--- START ---

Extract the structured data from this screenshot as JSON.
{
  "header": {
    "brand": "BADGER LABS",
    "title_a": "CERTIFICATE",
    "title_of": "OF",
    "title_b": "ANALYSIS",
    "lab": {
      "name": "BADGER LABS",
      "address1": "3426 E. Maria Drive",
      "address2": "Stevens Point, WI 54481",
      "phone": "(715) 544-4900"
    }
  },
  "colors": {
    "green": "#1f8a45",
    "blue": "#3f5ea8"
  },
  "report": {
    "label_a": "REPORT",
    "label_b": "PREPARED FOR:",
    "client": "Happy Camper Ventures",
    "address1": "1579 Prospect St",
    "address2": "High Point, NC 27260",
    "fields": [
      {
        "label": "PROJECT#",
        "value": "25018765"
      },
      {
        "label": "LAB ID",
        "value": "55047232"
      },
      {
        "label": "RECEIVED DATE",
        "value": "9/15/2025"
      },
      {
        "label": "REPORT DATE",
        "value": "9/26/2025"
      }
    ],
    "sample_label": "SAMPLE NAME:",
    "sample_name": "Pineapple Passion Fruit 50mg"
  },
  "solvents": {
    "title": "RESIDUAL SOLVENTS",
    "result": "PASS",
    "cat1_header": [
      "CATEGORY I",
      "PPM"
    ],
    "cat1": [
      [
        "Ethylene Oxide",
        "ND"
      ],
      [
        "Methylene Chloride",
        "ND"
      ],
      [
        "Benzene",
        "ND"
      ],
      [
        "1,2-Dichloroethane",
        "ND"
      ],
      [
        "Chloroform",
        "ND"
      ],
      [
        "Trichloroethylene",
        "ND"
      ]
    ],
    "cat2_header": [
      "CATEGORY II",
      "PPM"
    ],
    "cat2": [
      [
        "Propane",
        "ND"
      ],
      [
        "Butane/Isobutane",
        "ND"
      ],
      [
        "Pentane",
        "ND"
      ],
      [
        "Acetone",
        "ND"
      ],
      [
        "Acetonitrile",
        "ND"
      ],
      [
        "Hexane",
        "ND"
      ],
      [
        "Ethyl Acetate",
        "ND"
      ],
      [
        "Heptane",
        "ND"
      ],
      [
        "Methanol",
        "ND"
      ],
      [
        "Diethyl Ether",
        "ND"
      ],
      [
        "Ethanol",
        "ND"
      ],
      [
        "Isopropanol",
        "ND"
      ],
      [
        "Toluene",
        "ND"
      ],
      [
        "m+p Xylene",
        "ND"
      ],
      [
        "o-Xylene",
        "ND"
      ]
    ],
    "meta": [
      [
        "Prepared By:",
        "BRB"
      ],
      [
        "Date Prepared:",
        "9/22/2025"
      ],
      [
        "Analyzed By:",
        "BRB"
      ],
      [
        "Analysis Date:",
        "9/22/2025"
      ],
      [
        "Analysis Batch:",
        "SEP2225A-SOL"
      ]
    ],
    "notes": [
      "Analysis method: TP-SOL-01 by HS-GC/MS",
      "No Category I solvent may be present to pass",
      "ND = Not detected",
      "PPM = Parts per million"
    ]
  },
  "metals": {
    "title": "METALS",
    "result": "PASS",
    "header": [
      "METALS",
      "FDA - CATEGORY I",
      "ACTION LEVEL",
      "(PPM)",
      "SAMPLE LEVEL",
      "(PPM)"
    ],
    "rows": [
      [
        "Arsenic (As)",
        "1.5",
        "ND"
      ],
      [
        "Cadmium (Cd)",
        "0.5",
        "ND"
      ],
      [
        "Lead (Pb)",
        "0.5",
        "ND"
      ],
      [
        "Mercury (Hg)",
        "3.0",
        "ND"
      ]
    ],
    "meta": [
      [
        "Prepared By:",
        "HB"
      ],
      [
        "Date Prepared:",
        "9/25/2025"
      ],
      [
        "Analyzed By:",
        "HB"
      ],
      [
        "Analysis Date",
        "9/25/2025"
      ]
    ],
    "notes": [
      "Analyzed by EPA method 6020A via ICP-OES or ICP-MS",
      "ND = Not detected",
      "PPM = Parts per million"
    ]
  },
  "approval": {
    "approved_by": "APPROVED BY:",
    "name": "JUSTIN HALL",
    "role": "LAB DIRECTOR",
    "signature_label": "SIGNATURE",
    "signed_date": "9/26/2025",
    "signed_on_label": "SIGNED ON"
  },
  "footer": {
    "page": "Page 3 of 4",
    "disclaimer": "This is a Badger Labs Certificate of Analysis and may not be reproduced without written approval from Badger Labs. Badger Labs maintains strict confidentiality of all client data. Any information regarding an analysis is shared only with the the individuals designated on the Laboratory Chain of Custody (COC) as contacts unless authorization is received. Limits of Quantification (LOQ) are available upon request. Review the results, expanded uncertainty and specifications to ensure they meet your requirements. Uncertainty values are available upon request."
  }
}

--- END ---

- [What you have to do]
Search the listing for the word "method" and return each line that holds it.

- [The reply]
      "Analysis method: TP-SOL-01 by HS-GC/MS",
      "Analyzed by EPA method 6020A via ICP-OES or ICP-MS",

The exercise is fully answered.